[BEGIN Entries supplied]

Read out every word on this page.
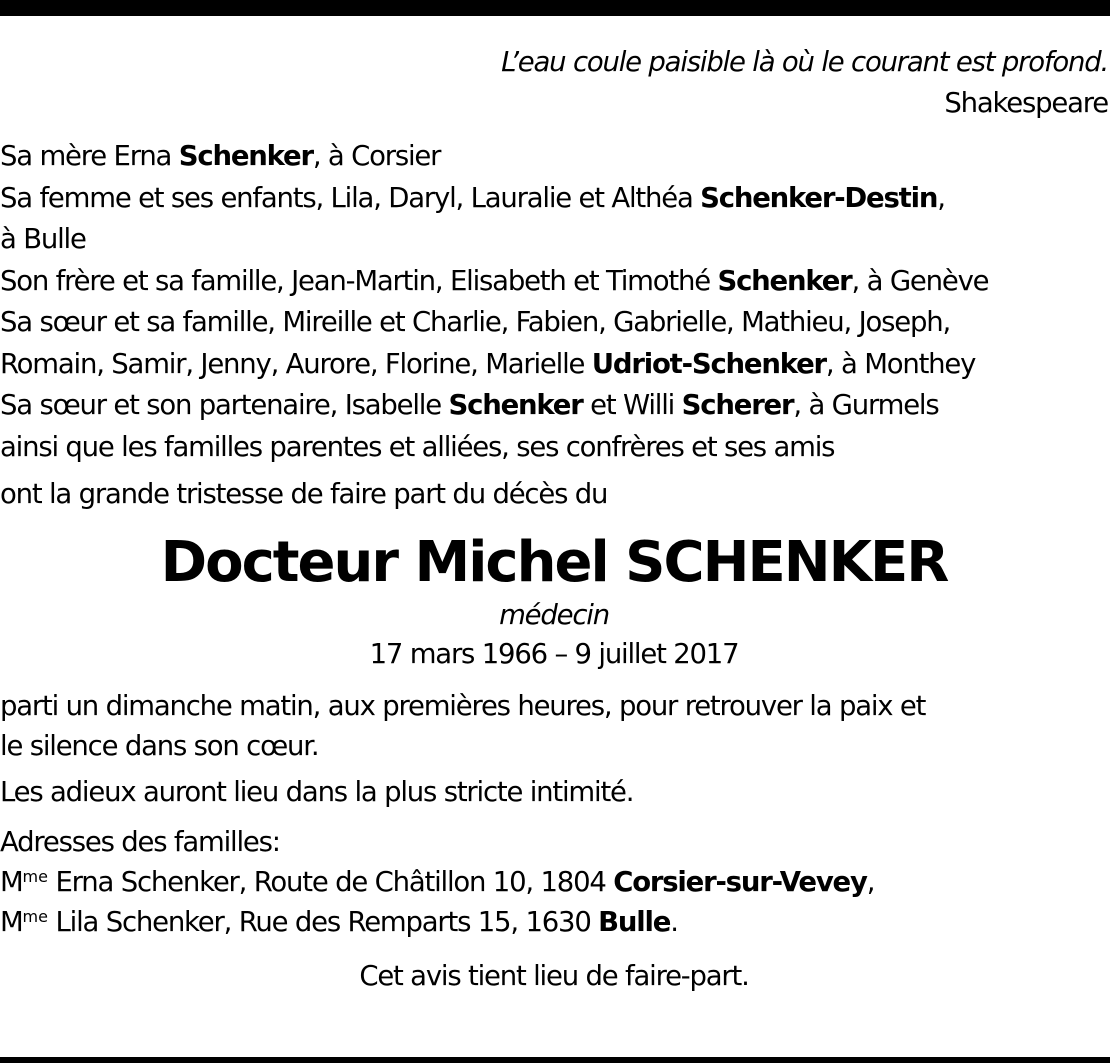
L’eau coule paisible là où le courant est profond.
Shakespeare
Sa mère Erna Schenker, à Corsier
Sa femme et ses enfants, Lila, Daryl, Lauralie et Althéa Schenker-Destin,
à Bulle
Son frère et sa famille, Jean-Martin, Elisabeth et Timothé Schenker, à Genève
Sa sœur et sa famille, Mireille et Charlie, Fabien, Gabrielle, Mathieu, Joseph,
Romain, Samir, Jenny, Aurore, Florine, Marielle Udriot-Schenker, à Monthey
Sa sœur et son partenaire, Isabelle Schenker et Willi Scherer, à Gurmels
ainsi que les familles parentes et alliées, ses confrères et ses amis
ont la grande tristesse de faire part du décès du
Docteur Michel SCHENKER
médecin
17 mars 1966 – 9 juillet 2017
parti un dimanche matin, aux premières heures, pour retrouver la paix et
le silence dans son cœur.
Les adieux auront lieu dans la plus stricte intimité.
Adresses des familles:
$M^{me}$ Erna Schenker, Route de Châtillon 10, 1804 Corsier-sur-Vevey,
$M^{me}$ Lila Schenker, Rue des Remparts 15, 1630 Bulle.
Cet avis tient lieu de faire-part.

[END Entries supplied]

* _Exercise_
Copy out the data above exactly, except the pictures.

* _Written answer_
Read out every word on this page.
L’eau coule paisible là où le courant est profond.
Shakespeare
Sa mère Erna Schenker, à Corsier
Sa femme et ses enfants, Lila, Daryl, Lauralie et Althéa Schenker-Destin,
à Bulle
Son frère et sa famille, Jean-Martin, Elisabeth et Timothé Schenker, à Genève
Sa sœur et sa famille, Mireille et Charlie, Fabien, Gabrielle, Mathieu, Joseph,
Romain, Samir, Jenny, Aurore, Florine, Marielle Udriot-Schenker, à Monthey
Sa sœur et son partenaire, Isabelle Schenker et Willi Scherer, à Gurmels
ainsi que les familles parentes et alliées, ses confrères et ses amis
ont la grande tristesse de faire part du décès du
Docteur Michel SCHENKER
médecin
17 mars 1966 – 9 juillet 2017
parti un dimanche matin, aux premières heures, pour retrouver la paix et
le silence dans son cœur.
Les adieux auront lieu dans la plus stricte intimité.
Adresses des familles:
$M^{me}$ Erna Schenker, Route de Châtillon 10, 1804 Corsier-sur-Vevey,
$M^{me}$ Lila Schenker, Rue des Remparts 15, 1630 Bulle.
Cet avis tient lieu de faire-part.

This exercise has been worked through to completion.